**Exercise**
Copy out the listing that follows exactly, dropping every picture.

**Records for the exercise**
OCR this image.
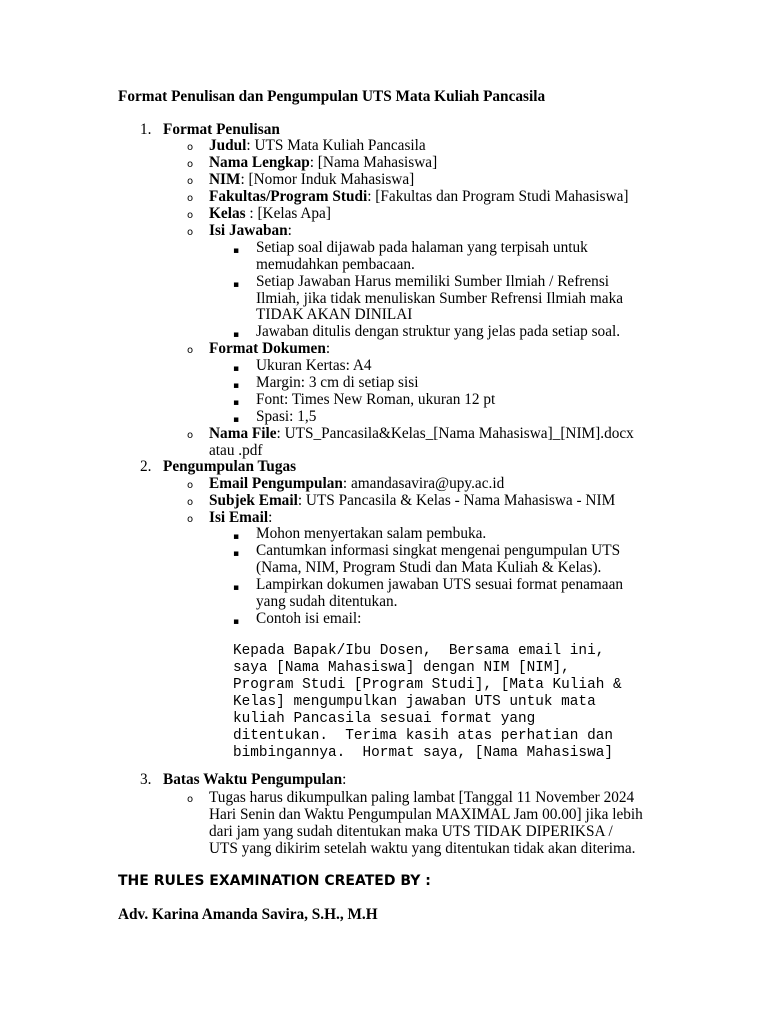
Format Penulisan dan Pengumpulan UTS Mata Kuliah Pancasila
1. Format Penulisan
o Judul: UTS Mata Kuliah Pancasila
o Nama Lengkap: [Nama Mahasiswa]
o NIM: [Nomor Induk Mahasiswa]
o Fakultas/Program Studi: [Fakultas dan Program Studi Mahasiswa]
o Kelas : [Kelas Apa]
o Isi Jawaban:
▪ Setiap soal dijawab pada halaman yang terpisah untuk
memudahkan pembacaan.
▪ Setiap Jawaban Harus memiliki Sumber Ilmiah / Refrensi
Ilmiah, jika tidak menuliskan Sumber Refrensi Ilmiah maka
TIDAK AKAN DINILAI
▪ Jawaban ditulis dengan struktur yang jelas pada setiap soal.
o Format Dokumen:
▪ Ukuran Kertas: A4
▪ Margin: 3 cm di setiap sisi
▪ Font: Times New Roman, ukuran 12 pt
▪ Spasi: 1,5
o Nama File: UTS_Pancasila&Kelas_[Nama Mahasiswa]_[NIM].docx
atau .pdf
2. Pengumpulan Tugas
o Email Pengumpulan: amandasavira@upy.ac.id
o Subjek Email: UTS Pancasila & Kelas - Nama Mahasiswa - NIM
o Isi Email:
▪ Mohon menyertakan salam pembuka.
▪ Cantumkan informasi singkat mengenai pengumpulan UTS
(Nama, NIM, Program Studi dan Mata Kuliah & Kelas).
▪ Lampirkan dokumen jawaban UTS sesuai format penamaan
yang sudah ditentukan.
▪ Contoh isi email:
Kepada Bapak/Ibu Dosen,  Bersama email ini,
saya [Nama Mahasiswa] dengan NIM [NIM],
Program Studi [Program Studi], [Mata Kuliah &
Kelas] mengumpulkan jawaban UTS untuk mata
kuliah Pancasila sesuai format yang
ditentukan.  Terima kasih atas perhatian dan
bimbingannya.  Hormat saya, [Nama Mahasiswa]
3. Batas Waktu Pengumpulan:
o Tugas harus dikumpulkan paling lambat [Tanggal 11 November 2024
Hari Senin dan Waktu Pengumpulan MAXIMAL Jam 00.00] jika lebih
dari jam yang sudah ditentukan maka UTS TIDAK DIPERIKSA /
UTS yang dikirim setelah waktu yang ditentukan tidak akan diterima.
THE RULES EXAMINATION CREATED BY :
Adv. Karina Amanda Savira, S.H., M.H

**Written response**
OCR this image.
Format Penulisan dan Pengumpulan UTS Mata Kuliah Pancasila
1. Format Penulisan
o Judul: UTS Mata Kuliah Pancasila
o Nama Lengkap: [Nama Mahasiswa]
o NIM: [Nomor Induk Mahasiswa]
o Fakultas/Program Studi: [Fakultas dan Program Studi Mahasiswa]
o Kelas : [Kelas Apa]
o Isi Jawaban:
▪ Setiap soal dijawab pada halaman yang terpisah untuk
memudahkan pembacaan.
▪ Setiap Jawaban Harus memiliki Sumber Ilmiah / Refrensi
Ilmiah, jika tidak menuliskan Sumber Refrensi Ilmiah maka
TIDAK AKAN DINILAI
▪ Jawaban ditulis dengan struktur yang jelas pada setiap soal.
o Format Dokumen:
▪ Ukuran Kertas: A4
▪ Margin: 3 cm di setiap sisi
▪ Font: Times New Roman, ukuran 12 pt
▪ Spasi: 1,5
o Nama File: UTS_Pancasila&Kelas_[Nama Mahasiswa]_[NIM].docx
atau .pdf
2. Pengumpulan Tugas
o Email Pengumpulan: amandasavira@upy.ac.id
o Subjek Email: UTS Pancasila & Kelas - Nama Mahasiswa - NIM
o Isi Email:
▪ Mohon menyertakan salam pembuka.
▪ Cantumkan informasi singkat mengenai pengumpulan UTS
(Nama, NIM, Program Studi dan Mata Kuliah & Kelas).
▪ Lampirkan dokumen jawaban UTS sesuai format penamaan
yang sudah ditentukan.
▪ Contoh isi email:
Kepada Bapak/Ibu Dosen,  Bersama email ini,
saya [Nama Mahasiswa] dengan NIM [NIM],
Program Studi [Program Studi], [Mata Kuliah &
Kelas] mengumpulkan jawaban UTS untuk mata
kuliah Pancasila sesuai format yang
ditentukan.  Terima kasih atas perhatian dan
bimbingannya.  Hormat saya, [Nama Mahasiswa]
3. Batas Waktu Pengumpulan:
o Tugas harus dikumpulkan paling lambat [Tanggal 11 November 2024
Hari Senin dan Waktu Pengumpulan MAXIMAL Jam 00.00] jika lebih
dari jam yang sudah ditentukan maka UTS TIDAK DIPERIKSA /
UTS yang dikirim setelah waktu yang ditentukan tidak akan diterima.
THE RULES EXAMINATION CREATED BY :
Adv. Karina Amanda Savira, S.H., M.H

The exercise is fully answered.